Saved entries

────────────────────

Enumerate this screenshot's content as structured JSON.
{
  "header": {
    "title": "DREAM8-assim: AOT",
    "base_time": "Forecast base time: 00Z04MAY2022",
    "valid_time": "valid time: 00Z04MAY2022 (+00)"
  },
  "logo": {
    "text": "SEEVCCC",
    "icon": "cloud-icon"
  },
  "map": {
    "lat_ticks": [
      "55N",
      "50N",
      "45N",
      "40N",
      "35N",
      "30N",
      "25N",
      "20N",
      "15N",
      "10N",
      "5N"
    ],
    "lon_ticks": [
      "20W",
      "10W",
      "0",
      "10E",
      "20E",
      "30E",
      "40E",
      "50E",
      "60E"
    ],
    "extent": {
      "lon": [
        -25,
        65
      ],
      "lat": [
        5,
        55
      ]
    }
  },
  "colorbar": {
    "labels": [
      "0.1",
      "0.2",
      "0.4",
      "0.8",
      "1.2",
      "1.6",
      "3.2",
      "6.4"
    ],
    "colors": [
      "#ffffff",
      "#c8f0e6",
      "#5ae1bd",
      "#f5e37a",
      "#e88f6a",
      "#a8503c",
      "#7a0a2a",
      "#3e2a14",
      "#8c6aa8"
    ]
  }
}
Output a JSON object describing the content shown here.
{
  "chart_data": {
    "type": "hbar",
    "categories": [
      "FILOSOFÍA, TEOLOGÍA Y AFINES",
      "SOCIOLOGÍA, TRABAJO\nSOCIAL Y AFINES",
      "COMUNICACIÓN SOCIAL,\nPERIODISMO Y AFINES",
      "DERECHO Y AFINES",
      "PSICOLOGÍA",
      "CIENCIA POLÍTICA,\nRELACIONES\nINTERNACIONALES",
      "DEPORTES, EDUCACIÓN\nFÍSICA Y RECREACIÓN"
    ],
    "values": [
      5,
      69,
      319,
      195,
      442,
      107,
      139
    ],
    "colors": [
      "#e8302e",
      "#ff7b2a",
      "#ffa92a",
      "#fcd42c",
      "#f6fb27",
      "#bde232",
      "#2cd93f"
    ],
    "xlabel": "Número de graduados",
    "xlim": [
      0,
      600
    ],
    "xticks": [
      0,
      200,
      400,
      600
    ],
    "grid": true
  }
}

────────────────────

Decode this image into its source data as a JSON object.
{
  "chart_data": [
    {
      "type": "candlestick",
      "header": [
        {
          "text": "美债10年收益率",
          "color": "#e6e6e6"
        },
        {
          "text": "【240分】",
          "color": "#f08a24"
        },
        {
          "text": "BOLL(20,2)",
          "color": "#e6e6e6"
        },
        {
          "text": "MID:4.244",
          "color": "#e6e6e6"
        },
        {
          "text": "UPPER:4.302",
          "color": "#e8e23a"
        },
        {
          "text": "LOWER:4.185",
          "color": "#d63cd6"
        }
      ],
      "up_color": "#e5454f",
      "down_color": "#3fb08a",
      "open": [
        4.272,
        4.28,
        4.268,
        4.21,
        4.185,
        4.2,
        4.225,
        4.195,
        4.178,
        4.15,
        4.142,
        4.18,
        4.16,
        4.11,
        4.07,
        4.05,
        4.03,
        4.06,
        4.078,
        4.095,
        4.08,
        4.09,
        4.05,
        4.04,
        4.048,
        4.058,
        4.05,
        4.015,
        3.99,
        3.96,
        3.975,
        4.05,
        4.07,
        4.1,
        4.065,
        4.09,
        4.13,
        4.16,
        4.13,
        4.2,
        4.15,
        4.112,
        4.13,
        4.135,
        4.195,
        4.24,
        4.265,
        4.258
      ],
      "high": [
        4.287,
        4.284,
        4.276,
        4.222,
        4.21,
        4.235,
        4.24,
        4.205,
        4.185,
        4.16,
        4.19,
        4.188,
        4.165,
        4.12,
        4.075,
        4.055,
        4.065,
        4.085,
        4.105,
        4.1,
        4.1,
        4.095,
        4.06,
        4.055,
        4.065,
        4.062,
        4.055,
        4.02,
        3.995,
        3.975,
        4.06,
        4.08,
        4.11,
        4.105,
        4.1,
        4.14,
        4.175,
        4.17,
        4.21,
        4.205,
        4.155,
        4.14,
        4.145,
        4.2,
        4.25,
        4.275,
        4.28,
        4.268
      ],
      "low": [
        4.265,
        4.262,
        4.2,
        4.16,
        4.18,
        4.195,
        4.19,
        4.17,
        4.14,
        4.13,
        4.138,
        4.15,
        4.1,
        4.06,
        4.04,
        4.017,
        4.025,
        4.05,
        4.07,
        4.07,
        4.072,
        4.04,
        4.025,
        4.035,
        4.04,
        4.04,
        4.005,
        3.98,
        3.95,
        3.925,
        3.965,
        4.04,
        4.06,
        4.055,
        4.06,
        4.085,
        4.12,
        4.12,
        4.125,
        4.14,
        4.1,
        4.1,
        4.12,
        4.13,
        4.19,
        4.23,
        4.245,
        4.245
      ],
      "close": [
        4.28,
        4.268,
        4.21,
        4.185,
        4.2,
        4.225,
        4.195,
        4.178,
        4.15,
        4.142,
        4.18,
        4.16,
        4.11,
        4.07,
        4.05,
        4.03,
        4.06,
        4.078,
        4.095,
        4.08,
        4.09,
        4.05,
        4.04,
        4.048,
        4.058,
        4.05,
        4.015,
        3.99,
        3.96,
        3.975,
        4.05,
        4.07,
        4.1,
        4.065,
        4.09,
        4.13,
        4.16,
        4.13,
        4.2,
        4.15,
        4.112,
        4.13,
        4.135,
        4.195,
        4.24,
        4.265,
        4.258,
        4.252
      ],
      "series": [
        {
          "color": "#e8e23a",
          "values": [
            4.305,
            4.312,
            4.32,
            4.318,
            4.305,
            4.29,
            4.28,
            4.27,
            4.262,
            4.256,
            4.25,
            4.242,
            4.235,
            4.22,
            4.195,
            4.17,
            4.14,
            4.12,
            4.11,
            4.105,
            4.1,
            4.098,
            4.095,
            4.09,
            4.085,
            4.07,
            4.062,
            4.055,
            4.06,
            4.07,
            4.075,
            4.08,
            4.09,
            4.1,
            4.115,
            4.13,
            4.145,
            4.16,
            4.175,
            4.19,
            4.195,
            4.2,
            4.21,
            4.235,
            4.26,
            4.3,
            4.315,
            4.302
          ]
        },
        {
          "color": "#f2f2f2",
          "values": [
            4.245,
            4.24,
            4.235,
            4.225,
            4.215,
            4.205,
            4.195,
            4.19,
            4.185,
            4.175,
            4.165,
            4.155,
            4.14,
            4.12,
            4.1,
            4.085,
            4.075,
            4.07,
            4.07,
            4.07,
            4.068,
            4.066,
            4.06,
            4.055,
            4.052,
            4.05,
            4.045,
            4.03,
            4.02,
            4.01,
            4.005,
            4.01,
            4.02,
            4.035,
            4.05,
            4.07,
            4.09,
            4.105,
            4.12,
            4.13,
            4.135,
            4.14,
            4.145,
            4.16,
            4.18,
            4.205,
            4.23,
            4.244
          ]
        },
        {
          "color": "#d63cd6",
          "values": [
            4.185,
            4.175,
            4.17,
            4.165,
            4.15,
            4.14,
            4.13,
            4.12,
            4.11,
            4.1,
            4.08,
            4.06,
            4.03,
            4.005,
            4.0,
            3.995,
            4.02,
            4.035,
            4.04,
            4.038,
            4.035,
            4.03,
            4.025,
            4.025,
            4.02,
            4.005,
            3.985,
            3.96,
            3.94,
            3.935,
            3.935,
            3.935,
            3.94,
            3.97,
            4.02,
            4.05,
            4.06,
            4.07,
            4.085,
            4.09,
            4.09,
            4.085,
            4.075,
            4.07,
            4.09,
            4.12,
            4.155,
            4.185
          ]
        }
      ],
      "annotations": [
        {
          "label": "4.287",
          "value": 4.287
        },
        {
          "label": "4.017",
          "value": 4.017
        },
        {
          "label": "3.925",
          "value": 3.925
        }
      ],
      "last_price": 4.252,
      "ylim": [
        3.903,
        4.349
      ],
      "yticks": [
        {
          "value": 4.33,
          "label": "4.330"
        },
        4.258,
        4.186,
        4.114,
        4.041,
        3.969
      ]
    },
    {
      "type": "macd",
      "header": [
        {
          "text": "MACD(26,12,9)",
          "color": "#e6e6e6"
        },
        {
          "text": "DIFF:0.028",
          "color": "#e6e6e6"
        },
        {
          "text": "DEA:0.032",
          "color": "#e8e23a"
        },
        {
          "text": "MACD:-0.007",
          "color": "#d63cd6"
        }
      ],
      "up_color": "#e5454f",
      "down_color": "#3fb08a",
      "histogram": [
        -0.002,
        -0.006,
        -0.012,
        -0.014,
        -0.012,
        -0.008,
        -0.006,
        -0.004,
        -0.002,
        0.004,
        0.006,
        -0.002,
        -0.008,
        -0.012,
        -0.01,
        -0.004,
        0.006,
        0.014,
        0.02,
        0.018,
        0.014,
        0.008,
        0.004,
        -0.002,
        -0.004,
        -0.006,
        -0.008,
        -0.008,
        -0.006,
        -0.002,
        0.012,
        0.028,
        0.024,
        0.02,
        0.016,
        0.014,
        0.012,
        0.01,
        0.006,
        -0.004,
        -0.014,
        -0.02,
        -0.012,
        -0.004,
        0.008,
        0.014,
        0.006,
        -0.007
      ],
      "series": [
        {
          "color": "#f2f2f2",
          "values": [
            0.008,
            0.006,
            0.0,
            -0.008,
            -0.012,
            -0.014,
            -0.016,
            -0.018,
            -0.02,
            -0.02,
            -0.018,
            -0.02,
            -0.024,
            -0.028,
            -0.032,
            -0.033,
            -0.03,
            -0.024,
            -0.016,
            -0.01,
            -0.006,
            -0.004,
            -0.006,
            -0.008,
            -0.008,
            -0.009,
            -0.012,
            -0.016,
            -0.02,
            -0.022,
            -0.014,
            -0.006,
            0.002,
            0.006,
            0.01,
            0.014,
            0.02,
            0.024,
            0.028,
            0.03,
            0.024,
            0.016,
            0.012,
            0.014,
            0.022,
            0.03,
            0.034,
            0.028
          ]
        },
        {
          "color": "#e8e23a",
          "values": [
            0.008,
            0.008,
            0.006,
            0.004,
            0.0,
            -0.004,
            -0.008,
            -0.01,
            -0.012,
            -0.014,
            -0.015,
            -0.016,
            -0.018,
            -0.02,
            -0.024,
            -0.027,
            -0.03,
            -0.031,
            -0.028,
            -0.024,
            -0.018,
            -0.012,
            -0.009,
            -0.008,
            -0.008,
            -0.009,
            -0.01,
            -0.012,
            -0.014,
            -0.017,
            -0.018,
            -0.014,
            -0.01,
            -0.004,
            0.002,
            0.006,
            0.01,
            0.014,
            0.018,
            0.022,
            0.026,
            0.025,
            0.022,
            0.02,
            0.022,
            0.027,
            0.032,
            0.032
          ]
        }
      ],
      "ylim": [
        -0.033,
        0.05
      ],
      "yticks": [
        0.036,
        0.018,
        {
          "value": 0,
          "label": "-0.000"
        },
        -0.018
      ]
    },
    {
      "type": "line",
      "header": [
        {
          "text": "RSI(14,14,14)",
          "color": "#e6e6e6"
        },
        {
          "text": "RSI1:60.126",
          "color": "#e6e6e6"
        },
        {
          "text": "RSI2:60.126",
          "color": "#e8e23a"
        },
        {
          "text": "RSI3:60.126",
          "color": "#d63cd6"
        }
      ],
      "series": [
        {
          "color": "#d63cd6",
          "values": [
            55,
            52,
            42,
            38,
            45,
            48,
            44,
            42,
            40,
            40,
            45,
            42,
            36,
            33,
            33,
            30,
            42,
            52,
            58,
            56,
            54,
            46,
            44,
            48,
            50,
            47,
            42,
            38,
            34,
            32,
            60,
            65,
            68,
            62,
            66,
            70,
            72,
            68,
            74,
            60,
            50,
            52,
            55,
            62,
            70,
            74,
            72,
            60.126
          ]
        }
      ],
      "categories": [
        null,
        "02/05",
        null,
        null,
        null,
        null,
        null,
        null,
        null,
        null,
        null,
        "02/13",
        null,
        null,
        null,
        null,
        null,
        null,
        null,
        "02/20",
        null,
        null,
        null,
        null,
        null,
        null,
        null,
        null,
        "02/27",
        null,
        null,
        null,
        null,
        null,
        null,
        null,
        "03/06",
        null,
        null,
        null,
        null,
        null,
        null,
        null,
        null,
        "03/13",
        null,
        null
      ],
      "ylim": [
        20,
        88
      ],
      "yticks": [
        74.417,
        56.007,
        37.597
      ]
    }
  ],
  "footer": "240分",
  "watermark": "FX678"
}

────────────────────

Collect every line with the string "object" from the records, and copy each.

Output a JSON object describing the content shown here.
Decode this image into its source data as a JSON object.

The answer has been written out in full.